::: Text under study :::

Here is a simple execution of a plan, like one of the ones generated above. It runs to completion while printing the status of the workflow every 5 seconds.

If it fails, we print out the Plan. We could do more complex operations here, like retrying the plan, or sending an alert.

... // Build the plan

// Create storage. In this case use sqlite in memory.
// reg is the registry of plugins, like we created above.
store := sqlite.New("", reg, sqlite.WithInMemory())

ws, err := coercion.New(store, reg)
if err != nil {
	log.Fatalf("Error creating workstream: %v", err)
}

id, err := ws.Submit(ctx, plan)
if err != nil {
	log.Fatalf("Error submitting plan: %v", err)
}

if err := ws.Start(ctx, id); err != nil {
	log.Fatalf("Error starting plan: %v", err)
}

// Wait for the plan to finish
var result *workflow.Result[*workflow.Plan]
for result = range ws.Status(ctx, id, 5 * time.Second) {
	fmt.Println("Status: ", result.Data.State.Status)
}

if result.State.Status != workflow.Completed {
	log.Fatalf("Plan failed:\n%s", pretty.Sprint(result))
}

Dealing With Failures

Some workflows can have failures that you tolerate and do not stop the workflow. For example, if you are deploying to a cluster of machines, you may want to continue deploying to the other machines even if one fails.

:::

# [Problem details]
Rewrite the passage on executing a workflow plan from "Here is a simple" to "every 5 seconds.", replacing "5 seconds" with "10 seconds".

::: Data listing :::

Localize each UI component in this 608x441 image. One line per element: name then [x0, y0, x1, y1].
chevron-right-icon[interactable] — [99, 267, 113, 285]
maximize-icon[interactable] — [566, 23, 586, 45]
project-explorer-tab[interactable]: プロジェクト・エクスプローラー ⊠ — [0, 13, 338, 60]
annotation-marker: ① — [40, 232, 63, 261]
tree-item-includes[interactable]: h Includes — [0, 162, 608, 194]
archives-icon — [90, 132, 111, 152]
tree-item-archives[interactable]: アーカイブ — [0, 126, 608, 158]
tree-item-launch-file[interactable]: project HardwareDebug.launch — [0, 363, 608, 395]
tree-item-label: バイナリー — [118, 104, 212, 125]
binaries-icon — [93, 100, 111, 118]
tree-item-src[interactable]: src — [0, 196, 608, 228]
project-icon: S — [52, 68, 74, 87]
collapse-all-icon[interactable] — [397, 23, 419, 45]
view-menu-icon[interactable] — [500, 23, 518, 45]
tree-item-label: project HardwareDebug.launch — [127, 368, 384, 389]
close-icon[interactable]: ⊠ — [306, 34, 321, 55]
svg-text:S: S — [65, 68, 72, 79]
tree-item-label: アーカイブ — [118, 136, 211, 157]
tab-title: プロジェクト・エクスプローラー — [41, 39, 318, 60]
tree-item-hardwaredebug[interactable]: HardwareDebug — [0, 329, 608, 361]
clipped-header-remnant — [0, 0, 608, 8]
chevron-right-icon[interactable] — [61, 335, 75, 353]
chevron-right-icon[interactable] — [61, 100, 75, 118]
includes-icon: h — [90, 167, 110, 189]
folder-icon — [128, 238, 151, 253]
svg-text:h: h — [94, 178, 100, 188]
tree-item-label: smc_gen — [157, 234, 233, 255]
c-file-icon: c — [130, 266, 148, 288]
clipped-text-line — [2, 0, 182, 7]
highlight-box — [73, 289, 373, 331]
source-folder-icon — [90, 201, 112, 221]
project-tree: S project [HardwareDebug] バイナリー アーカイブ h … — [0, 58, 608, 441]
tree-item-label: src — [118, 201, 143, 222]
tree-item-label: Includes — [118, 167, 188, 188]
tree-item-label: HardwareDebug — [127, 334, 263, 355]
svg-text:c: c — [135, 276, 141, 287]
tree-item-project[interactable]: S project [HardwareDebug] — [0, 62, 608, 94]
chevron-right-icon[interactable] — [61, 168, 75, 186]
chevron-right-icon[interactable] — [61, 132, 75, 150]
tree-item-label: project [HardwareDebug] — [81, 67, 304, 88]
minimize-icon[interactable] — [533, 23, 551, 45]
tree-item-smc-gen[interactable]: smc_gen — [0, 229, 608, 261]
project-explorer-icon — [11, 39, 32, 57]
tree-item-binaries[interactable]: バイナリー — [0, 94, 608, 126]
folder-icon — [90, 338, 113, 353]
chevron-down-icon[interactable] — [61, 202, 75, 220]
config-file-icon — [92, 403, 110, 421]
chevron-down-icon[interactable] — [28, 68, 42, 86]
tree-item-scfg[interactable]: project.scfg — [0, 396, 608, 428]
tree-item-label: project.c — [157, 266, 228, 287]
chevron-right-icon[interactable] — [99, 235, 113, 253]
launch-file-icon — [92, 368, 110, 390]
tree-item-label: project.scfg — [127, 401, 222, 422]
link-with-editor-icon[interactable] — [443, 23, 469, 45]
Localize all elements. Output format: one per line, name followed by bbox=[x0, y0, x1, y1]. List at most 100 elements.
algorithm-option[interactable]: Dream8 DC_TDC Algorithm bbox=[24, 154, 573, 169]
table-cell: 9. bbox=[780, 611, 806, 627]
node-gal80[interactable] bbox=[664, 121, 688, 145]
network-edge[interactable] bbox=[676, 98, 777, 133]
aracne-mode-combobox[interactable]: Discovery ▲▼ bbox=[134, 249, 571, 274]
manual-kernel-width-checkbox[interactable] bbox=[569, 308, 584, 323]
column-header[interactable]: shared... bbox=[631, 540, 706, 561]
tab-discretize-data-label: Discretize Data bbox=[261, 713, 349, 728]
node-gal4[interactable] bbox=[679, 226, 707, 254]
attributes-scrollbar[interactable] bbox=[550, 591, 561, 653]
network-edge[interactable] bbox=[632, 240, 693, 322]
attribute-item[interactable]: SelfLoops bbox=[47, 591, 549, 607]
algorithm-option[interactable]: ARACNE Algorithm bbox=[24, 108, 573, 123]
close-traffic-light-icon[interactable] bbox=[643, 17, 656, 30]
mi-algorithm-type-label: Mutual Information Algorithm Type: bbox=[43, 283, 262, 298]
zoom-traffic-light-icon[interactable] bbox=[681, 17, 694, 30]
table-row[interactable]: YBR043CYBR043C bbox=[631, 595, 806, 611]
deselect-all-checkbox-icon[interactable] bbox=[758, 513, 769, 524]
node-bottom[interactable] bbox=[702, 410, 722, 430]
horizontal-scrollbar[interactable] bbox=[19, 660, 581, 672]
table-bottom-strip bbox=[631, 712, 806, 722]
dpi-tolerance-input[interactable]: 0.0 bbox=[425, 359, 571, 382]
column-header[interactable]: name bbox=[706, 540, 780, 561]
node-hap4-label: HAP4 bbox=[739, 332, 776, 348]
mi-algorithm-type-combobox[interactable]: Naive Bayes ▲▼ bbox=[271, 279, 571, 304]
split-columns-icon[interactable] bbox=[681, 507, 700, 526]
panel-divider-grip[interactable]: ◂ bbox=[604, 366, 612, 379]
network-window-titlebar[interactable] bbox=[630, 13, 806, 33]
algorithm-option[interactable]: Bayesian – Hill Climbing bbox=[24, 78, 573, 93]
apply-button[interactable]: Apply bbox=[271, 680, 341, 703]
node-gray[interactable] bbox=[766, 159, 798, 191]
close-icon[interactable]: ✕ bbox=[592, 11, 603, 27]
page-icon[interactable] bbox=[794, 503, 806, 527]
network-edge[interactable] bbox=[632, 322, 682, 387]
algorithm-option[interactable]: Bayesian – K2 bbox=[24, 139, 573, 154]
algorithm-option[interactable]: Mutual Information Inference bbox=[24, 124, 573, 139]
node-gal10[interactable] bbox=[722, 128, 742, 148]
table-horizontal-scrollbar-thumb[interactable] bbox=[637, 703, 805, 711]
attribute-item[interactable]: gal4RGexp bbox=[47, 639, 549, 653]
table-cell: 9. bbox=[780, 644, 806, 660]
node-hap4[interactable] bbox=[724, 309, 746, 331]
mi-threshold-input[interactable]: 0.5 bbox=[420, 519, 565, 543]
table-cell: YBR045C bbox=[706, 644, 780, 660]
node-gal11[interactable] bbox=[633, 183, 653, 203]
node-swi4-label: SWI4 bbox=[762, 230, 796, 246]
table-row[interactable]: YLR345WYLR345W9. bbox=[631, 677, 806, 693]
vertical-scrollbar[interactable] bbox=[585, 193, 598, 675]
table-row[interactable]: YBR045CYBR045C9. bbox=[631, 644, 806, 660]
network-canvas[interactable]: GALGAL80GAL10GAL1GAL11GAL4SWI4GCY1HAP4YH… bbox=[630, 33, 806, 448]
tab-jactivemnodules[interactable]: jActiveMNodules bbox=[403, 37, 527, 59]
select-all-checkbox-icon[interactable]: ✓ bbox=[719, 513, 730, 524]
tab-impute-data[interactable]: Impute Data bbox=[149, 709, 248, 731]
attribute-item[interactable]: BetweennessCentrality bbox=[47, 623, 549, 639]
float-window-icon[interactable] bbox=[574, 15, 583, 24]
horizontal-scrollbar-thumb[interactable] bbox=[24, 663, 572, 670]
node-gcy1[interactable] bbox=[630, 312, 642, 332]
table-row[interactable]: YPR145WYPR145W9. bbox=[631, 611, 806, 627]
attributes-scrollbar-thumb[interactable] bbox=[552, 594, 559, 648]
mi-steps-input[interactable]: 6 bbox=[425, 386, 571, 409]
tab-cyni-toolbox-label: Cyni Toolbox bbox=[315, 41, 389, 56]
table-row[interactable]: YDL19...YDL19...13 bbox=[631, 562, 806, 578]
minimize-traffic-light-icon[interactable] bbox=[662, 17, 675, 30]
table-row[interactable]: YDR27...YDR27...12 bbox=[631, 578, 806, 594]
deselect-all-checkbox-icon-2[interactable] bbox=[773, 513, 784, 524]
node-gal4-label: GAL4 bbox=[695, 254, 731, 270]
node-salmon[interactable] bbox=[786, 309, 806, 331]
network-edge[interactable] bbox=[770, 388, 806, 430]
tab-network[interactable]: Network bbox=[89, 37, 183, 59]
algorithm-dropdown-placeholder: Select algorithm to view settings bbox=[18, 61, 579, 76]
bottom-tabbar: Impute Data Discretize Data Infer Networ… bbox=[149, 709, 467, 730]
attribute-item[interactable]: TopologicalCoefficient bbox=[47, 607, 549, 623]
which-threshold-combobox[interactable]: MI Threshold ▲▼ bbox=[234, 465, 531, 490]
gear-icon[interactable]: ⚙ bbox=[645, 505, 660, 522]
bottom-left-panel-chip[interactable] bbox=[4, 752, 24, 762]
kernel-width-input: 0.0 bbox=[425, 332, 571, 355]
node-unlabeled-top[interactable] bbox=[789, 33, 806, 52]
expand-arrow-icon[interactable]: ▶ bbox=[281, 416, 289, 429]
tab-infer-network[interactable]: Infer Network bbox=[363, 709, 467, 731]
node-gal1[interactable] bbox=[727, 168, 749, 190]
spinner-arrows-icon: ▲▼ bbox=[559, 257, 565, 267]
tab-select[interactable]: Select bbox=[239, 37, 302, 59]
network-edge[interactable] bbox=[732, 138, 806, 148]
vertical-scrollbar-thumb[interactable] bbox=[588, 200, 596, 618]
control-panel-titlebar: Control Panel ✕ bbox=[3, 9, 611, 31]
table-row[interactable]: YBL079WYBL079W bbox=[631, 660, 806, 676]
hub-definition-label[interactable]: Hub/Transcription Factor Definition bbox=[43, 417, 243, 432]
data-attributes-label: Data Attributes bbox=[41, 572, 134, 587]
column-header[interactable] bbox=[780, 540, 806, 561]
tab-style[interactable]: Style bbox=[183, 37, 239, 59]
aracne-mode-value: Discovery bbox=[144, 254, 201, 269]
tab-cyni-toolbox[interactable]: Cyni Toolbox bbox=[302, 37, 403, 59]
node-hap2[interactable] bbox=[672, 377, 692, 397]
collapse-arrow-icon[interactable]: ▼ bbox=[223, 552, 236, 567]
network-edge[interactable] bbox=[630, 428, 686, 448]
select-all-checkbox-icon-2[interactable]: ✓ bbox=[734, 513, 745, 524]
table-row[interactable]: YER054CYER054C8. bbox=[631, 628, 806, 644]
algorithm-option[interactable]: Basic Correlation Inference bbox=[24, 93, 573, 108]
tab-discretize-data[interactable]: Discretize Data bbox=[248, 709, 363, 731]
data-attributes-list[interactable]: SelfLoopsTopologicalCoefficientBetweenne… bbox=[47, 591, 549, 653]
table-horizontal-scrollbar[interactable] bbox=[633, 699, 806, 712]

:::

# [Your response]
Here is a simple execution of a plan, like one of the ones generated above. It runs to completion while printing the status of the workflow every 10 seconds.